=== Short task 1 ===
According to the Sentinel Network article, on which mainnet is the Sentinel Network now live?
=== Short task 2 ===
Translate this sentence from the Sentinel Network article into Spanish: "Sentinel Network allows anyone to be able to sell his or her bandwidth on its marketplace."

=== Source excerpt ===

App developers can use the Sentinel Network to access Sentinel’s bandwidth marketplace for dVPN applications.

Mar 27, 2021 at 12:00 p.m. UTC
Updated Sep 14, 2021 at 12:32 p.m. UTC

The Sentinel Network, a decentralized peer-to-peer (P2P) bandwidth marketplace that supports the Sentinel dVPN application, is now live on the Cosmos mainnet. 

“Sentinel is the first project that focuses on offering privacy at the network level to any blockchain or dapp,” said Dan Edlebeck, co-founder of Exidio, which contributed to development of the Sentinel decentralized virtual private network (dVPN) protocol. “Once integrated, these blockchains or applications will be able to provide their users with both privacy and censorship resistance. Simply, the purpose of the Sentinel ecosystem is to empower universal access to the internet in a trusted and provable manner.”

Sentinel Network allows anyone to be able to sell his or her bandwidth on its marketplace. Developers can use the Sentinel Protocol, built with Cosmos SDK, to build applications, both public and private, that use the Sentinel Network’s bandwidth marketplace for dVPN applications.

=== Records shown ===
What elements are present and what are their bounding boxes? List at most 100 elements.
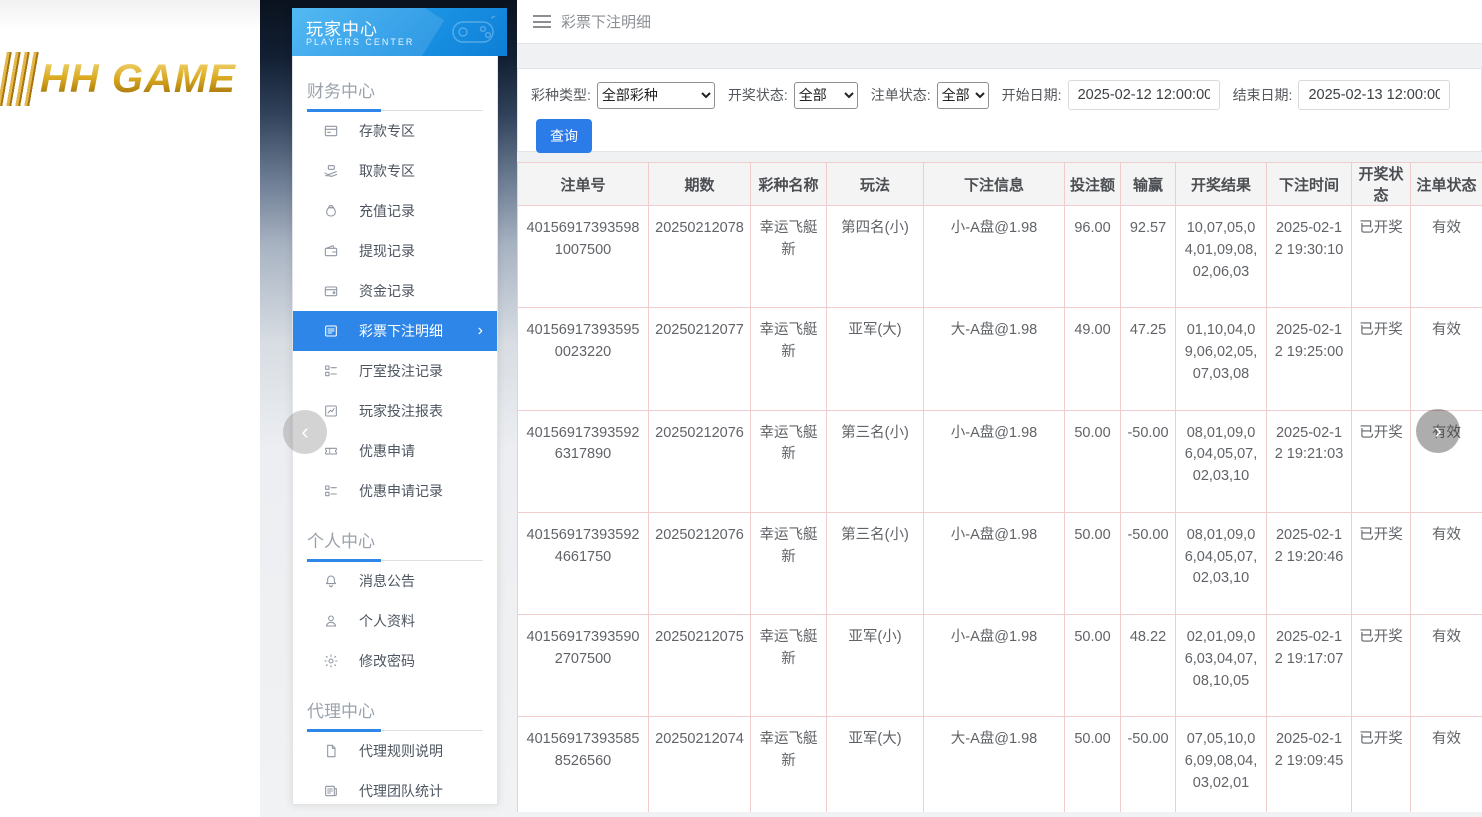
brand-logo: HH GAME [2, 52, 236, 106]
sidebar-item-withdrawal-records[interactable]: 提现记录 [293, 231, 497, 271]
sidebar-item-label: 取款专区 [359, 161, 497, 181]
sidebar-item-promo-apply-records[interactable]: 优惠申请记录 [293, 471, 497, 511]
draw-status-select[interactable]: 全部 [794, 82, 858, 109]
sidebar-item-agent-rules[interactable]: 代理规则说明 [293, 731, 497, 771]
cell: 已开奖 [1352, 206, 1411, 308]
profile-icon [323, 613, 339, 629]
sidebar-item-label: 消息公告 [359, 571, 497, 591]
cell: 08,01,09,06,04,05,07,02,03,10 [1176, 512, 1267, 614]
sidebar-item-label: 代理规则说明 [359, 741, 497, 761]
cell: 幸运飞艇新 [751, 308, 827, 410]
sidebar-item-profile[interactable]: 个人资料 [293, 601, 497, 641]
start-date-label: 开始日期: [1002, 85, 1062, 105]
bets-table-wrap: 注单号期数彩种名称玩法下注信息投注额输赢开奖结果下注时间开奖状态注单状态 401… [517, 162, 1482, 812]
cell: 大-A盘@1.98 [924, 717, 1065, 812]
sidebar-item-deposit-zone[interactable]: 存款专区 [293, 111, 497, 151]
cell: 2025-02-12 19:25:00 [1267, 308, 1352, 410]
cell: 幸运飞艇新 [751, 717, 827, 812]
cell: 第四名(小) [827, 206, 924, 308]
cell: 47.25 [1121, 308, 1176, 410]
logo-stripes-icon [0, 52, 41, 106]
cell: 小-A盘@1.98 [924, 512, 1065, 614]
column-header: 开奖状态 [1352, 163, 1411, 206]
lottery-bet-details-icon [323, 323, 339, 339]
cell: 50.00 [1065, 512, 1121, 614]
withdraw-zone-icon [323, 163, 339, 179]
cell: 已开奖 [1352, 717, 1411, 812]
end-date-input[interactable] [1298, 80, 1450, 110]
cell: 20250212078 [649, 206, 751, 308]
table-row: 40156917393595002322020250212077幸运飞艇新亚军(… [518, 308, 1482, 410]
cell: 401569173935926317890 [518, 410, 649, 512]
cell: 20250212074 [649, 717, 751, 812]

=== Solution 1 ===
The Cosmos mainnet.

=== Solution 2 ===
Sentinel Network permite que cualquier persona pueda vender su ancho de banda en su mercado.